* START *

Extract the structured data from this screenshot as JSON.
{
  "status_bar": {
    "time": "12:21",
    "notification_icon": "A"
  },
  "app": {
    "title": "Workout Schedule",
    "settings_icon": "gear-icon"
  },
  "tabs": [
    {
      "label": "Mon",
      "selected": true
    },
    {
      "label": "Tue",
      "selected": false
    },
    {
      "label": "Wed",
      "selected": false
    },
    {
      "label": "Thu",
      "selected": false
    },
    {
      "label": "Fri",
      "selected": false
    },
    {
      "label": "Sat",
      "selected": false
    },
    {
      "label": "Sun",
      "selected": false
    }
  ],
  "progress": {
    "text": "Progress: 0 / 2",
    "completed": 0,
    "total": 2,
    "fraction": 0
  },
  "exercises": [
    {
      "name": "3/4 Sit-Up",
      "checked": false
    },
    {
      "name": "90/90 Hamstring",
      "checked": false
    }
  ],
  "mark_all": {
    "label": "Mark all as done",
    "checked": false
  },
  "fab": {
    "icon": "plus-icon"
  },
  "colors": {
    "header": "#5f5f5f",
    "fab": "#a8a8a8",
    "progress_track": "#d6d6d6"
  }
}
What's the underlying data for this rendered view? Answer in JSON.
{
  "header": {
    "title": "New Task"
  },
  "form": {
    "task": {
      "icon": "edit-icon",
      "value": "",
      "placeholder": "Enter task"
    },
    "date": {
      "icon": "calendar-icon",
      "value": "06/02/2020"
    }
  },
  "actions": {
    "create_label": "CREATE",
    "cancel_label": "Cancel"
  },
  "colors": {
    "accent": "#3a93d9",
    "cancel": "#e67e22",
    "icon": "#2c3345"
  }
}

* END *

> Directions for this task
Your task is to repeat every entry exactly.

> Solution to this exercise
Extract the structured data from this screenshot as JSON.
{
  "status_bar": {
    "time": "12:21",
    "notification_icon": "A"
  },
  "app": {
    "title": "Workout Schedule",
    "settings_icon": "gear-icon"
  },
  "tabs": [
    {
      "label": "Mon",
      "selected": true
    },
    {
      "label": "Tue",
      "selected": false
    },
    {
      "label": "Wed",
      "selected": false
    },
    {
      "label": "Thu",
      "selected": false
    },
    {
      "label": "Fri",
      "selected": false
    },
    {
      "label": "Sat",
      "selected": false
    },
    {
      "label": "Sun",
      "selected": false
    }
  ],
  "progress": {
    "text": "Progress: 0 / 2",
    "completed": 0,
    "total": 2,
    "fraction": 0
  },
  "exercises": [
    {
      "name": "3/4 Sit-Up",
      "checked": false
    },
    {
      "name": "90/90 Hamstring",
      "checked": false
    }
  ],
  "mark_all": {
    "label": "Mark all as done",
    "checked": false
  },
  "fab": {
    "icon": "plus-icon"
  },
  "colors": {
    "header": "#5f5f5f",
    "fab": "#a8a8a8",
    "progress_track": "#d6d6d6"
  }
}
What's the underlying data for this rendered view? Answer in JSON.
{
  "header": {
    "title": "New Task"
  },
  "form": {
    "task": {
      "icon": "edit-icon",
      "value": "",
      "placeholder": "Enter task"
    },
    "date": {
      "icon": "calendar-icon",
      "value": "06/02/2020"
    }
  },
  "actions": {
    "create_label": "CREATE",
    "cancel_label": "Cancel"
  },
  "colors": {
    "accent": "#3a93d9",
    "cancel": "#e67e22",
    "icon": "#2c3345"
  }
}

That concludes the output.